◆ EXERCISE TASK
Repeat the entries below exactly as they appear, with no pictures.

◆ ITEMS
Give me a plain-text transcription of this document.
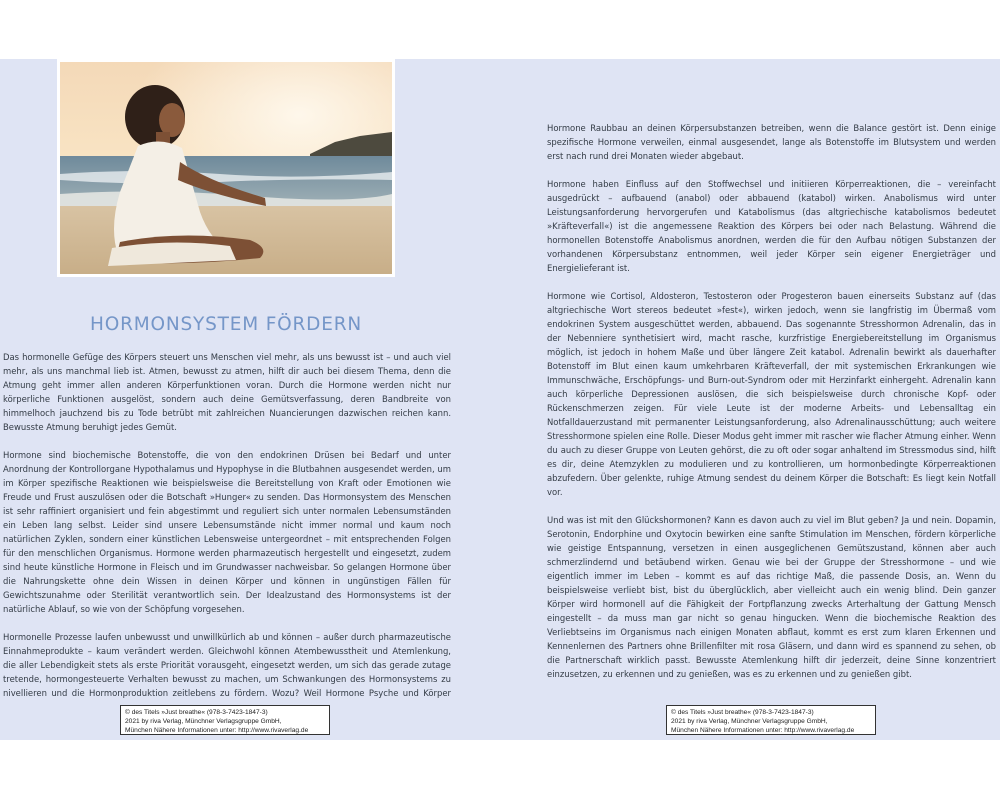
HORMONSYSTEM FÖRDERN

Das hormonelle Gefüge des Körpers steuert uns Menschen viel mehr, als uns bewusst ist – und auch viel mehr, als uns manchmal lieb ist. Atmen, bewusst zu atmen, hilft dir auch bei diesem Thema, denn die Atmung geht immer allen anderen Körperfunktionen voran. Durch die Hormone werden nicht nur körperliche Funktionen ausgelöst, sondern auch deine Gemütsverfassung, deren Bandbreite von himmelhoch jauchzend bis zu Tode betrübt mit zahlreichen Nuancierungen dazwischen reichen kann. Bewusste Atmung beruhigt jedes Gemüt.

Hormone sind biochemische Botenstoffe, die von den endokrinen Drüsen bei Bedarf und unter Anordnung der Kontrollorgane Hypothalamus und Hypophyse in die Blutbahnen ausgesendet werden, um im Körper spezifische Reaktionen wie beispielsweise die Bereitstellung von Kraft oder Emotionen wie Freude und Frust auszulösen oder die Botschaft »Hunger« zu senden. Das Hormonsystem des Menschen ist sehr raffiniert organisiert und fein abgestimmt und reguliert sich unter normalen Lebensumständen ein Leben lang selbst. Leider sind unsere Lebensumstände nicht immer normal und kaum noch natürlichen Zyklen, sondern einer künstlichen Lebensweise untergeordnet – mit entsprechenden Folgen für den menschlichen Organismus. Hormone werden pharmazeutisch hergestellt und eingesetzt, zudem sind heute künstliche Hormone in Fleisch und im Grundwasser nachweisbar. So gelangen Hormone über die Nahrungskette ohne dein Wissen in deinen Körper und können in ungünstigen Fällen für Gewichtszunahme oder Sterilität verantwortlich sein. Der Idealzustand des Hormonsystems ist der natürliche Ablauf, so wie von der Schöpfung vorgesehen.

Hormonelle Prozesse laufen unbewusst und unwillkürlich ab und können – außer durch pharmazeutische Einnahmeprodukte – kaum verändert werden. Gleichwohl können Atembewusstheit und Atemlenkung, die aller Lebendigkeit stets als erste Priorität vorausgeht, eingesetzt werden, um sich das gerade zutage tretende, hormongesteuerte Verhalten bewusst zu machen, um Schwankungen des Hormonsystems zu nivellieren und die Hormonproduktion zeitlebens zu fördern. Wozu? Weil Hormone Psyche und Körper

Hormone Raubbau an deinen Körpersubstanzen betreiben, wenn die Balance gestört ist. Denn einige spezifische Hormone verweilen, einmal ausgesendet, lange als Botenstoffe im Blutsystem und werden erst nach rund drei Monaten wieder abgebaut.

Hormone haben Einfluss auf den Stoffwechsel und initiieren Körperreaktionen, die – vereinfacht ausgedrückt – aufbauend (anabol) oder abbauend (katabol) wirken. Anabolismus wird unter Leistungsanforderung hervorgerufen und Katabolismus (das altgriechische katabolismos bedeutet »Kräfteverfall«) ist die angemessene Reaktion des Körpers bei oder nach Belastung. Während die hormonellen Botenstoffe Anabolismus anordnen, werden die für den Aufbau nötigen Substanzen der vorhandenen Körpersubstanz entnommen, weil jeder Körper sein eigener Energieträger und Energielieferant ist.

Hormone wie Cortisol, Aldosteron, Testosteron oder Progesteron bauen einerseits Substanz auf (das altgriechische Wort stereos bedeutet »fest«), wirken jedoch, wenn sie langfristig im Übermaß vom endokrinen System ausgeschüttet werden, abbauend. Das sogenannte Stresshormon Adrenalin, das in der Nebenniere synthetisiert wird, macht rasche, kurzfristige Energiebereitstellung im Organismus möglich, ist jedoch in hohem Maße und über längere Zeit katabol. Adrenalin bewirkt als dauerhafter Botenstoff im Blut einen kaum umkehrbaren Kräfteverfall, der mit systemischen Erkrankungen wie Immunschwäche, Erschöpfungs- und Burn-out-Syndrom oder mit Herzinfarkt einhergeht. Adrenalin kann auch körperliche Depressionen auslösen, die sich beispielsweise durch chronische Kopf- oder Rückenschmerzen zeigen. Für viele Leute ist der moderne Arbeits- und Lebensalltag ein Notfalldauerzustand mit permanenter Leistungsanforderung, also Adrenalinausschüttung; auch weitere Stresshormone spielen eine Rolle. Dieser Modus geht immer mit rascher wie flacher Atmung einher. Wenn du auch zu dieser Gruppe von Leuten gehörst, die zu oft oder sogar anhaltend im Stressmodus sind, hilft es dir, deine Atemzyklen zu modulieren und zu kontrollieren, um hormonbedingte Körperreaktionen abzufedern. Über gelenkte, ruhige Atmung sendest du deinem Körper die Botschaft: Es liegt kein Notfall vor.

Und was ist mit den Glückshormonen? Kann es davon auch zu viel im Blut geben? Ja und nein. Dopamin, Serotonin, Endorphine und Oxytocin bewirken eine sanfte Stimulation im Menschen, fördern körperliche wie geistige Entspannung, versetzen in einen ausgeglichenen Gemütszustand, können aber auch schmerzlindernd und betäubend wirken. Genau wie bei der Gruppe der Stresshormone – und wie eigentlich immer im Leben – kommt es auf das richtige Maß, die passende Dosis, an. Wenn du beispielsweise verliebt bist, bist du überglücklich, aber vielleicht auch ein wenig blind. Dein ganzer Körper wird hormonell auf die Fähigkeit der Fortpflanzung zwecks Arterhaltung der Gattung Mensch eingestellt – da muss man gar nicht so genau hingucken. Wenn die biochemische Reaktion des Verliebtseins im Organismus nach einigen Monaten abflaut, kommt es erst zum klaren Erkennen und Kennenlernen des Partners ohne Brillenfilter mit rosa Gläsern, und dann wird es spannend zu sehen, ob die Partnerschaft wirklich passt. Bewusste Atemlenkung hilft dir jederzeit, deine Sinne konzentriert einzusetzen, zu erkennen und zu genießen, was es zu erkennen und zu genießen gibt.

© des Titels »Just breathe« (978-3-7423-1847-3)
2021 by riva Verlag, Münchner Verlagsgruppe GmbH,
München Nähere Informationen unter: http://www.rivaverlag.de
© des Titels »Just breathe« (978-3-7423-1847-3)
2021 by riva Verlag, Münchner Verlagsgruppe GmbH,
München Nähere Informationen unter: http://www.rivaverlag.de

◆ SOLUTION TO THIS TASK
Give me a plain-text transcription of this document.
HORMONSYSTEM FÖRDERN

Das hormonelle Gefüge des Körpers steuert uns Menschen viel mehr, als uns bewusst ist – und auch viel mehr, als uns manchmal lieb ist. Atmen, bewusst zu atmen, hilft dir auch bei diesem Thema, denn die Atmung geht immer allen anderen Körperfunktionen voran. Durch die Hormone werden nicht nur körperliche Funktionen ausgelöst, sondern auch deine Gemütsverfassung, deren Bandbreite von himmelhoch jauchzend bis zu Tode betrübt mit zahlreichen Nuancierungen dazwischen reichen kann. Bewusste Atmung beruhigt jedes Gemüt.

Hormone sind biochemische Botenstoffe, die von den endokrinen Drüsen bei Bedarf und unter Anordnung der Kontrollorgane Hypothalamus und Hypophyse in die Blutbahnen ausgesendet werden, um im Körper spezifische Reaktionen wie beispielsweise die Bereitstellung von Kraft oder Emotionen wie Freude und Frust auszulösen oder die Botschaft »Hunger« zu senden. Das Hormonsystem des Menschen ist sehr raffiniert organisiert und fein abgestimmt und reguliert sich unter normalen Lebensumständen ein Leben lang selbst. Leider sind unsere Lebensumstände nicht immer normal und kaum noch natürlichen Zyklen, sondern einer künstlichen Lebensweise untergeordnet – mit entsprechenden Folgen für den menschlichen Organismus. Hormone werden pharmazeutisch hergestellt und eingesetzt, zudem sind heute künstliche Hormone in Fleisch und im Grundwasser nachweisbar. So gelangen Hormone über die Nahrungskette ohne dein Wissen in deinen Körper und können in ungünstigen Fällen für Gewichtszunahme oder Sterilität verantwortlich sein. Der Idealzustand des Hormonsystems ist der natürliche Ablauf, so wie von der Schöpfung vorgesehen.

Hormonelle Prozesse laufen unbewusst und unwillkürlich ab und können – außer durch pharmazeutische Einnahmeprodukte – kaum verändert werden. Gleichwohl können Atembewusstheit und Atemlenkung, die aller Lebendigkeit stets als erste Priorität vorausgeht, eingesetzt werden, um sich das gerade zutage tretende, hormongesteuerte Verhalten bewusst zu machen, um Schwankungen des Hormonsystems zu nivellieren und die Hormonproduktion zeitlebens zu fördern. Wozu? Weil Hormone Psyche und Körper

Hormone Raubbau an deinen Körpersubstanzen betreiben, wenn die Balance gestört ist. Denn einige spezifische Hormone verweilen, einmal ausgesendet, lange als Botenstoffe im Blutsystem und werden erst nach rund drei Monaten wieder abgebaut.

Hormone haben Einfluss auf den Stoffwechsel und initiieren Körperreaktionen, die – vereinfacht ausgedrückt – aufbauend (anabol) oder abbauend (katabol) wirken. Anabolismus wird unter Leistungsanforderung hervorgerufen und Katabolismus (das altgriechische katabolismos bedeutet »Kräfteverfall«) ist die angemessene Reaktion des Körpers bei oder nach Belastung. Während die hormonellen Botenstoffe Anabolismus anordnen, werden die für den Aufbau nötigen Substanzen der vorhandenen Körpersubstanz entnommen, weil jeder Körper sein eigener Energieträger und Energielieferant ist.

Hormone wie Cortisol, Aldosteron, Testosteron oder Progesteron bauen einerseits Substanz auf (das altgriechische Wort stereos bedeutet »fest«), wirken jedoch, wenn sie langfristig im Übermaß vom endokrinen System ausgeschüttet werden, abbauend. Das sogenannte Stresshormon Adrenalin, das in der Nebenniere synthetisiert wird, macht rasche, kurzfristige Energiebereitstellung im Organismus möglich, ist jedoch in hohem Maße und über längere Zeit katabol. Adrenalin bewirkt als dauerhafter Botenstoff im Blut einen kaum umkehrbaren Kräfteverfall, der mit systemischen Erkrankungen wie Immunschwäche, Erschöpfungs- und Burn-out-Syndrom oder mit Herzinfarkt einhergeht. Adrenalin kann auch körperliche Depressionen auslösen, die sich beispielsweise durch chronische Kopf- oder Rückenschmerzen zeigen. Für viele Leute ist der moderne Arbeits- und Lebensalltag ein Notfalldauerzustand mit permanenter Leistungsanforderung, also Adrenalinausschüttung; auch weitere Stresshormone spielen eine Rolle. Dieser Modus geht immer mit rascher wie flacher Atmung einher. Wenn du auch zu dieser Gruppe von Leuten gehörst, die zu oft oder sogar anhaltend im Stressmodus sind, hilft es dir, deine Atemzyklen zu modulieren und zu kontrollieren, um hormonbedingte Körperreaktionen abzufedern. Über gelenkte, ruhige Atmung sendest du deinem Körper die Botschaft: Es liegt kein Notfall vor.

Und was ist mit den Glückshormonen? Kann es davon auch zu viel im Blut geben? Ja und nein. Dopamin, Serotonin, Endorphine und Oxytocin bewirken eine sanfte Stimulation im Menschen, fördern körperliche wie geistige Entspannung, versetzen in einen ausgeglichenen Gemütszustand, können aber auch schmerzlindernd und betäubend wirken. Genau wie bei der Gruppe der Stresshormone – und wie eigentlich immer im Leben – kommt es auf das richtige Maß, die passende Dosis, an. Wenn du beispielsweise verliebt bist, bist du überglücklich, aber vielleicht auch ein wenig blind. Dein ganzer Körper wird hormonell auf die Fähigkeit der Fortpflanzung zwecks Arterhaltung der Gattung Mensch eingestellt – da muss man gar nicht so genau hingucken. Wenn die biochemische Reaktion des Verliebtseins im Organismus nach einigen Monaten abflaut, kommt es erst zum klaren Erkennen und Kennenlernen des Partners ohne Brillenfilter mit rosa Gläsern, und dann wird es spannend zu sehen, ob die Partnerschaft wirklich passt. Bewusste Atemlenkung hilft dir jederzeit, deine Sinne konzentriert einzusetzen, zu erkennen und zu genießen, was es zu erkennen und zu genießen gibt.

© des Titels »Just breathe« (978-3-7423-1847-3)
2021 by riva Verlag, Münchner Verlagsgruppe GmbH,
München Nähere Informationen unter: http://www.rivaverlag.de
© des Titels »Just breathe« (978-3-7423-1847-3)
2021 by riva Verlag, Münchner Verlagsgruppe GmbH,
München Nähere Informationen unter: http://www.rivaverlag.de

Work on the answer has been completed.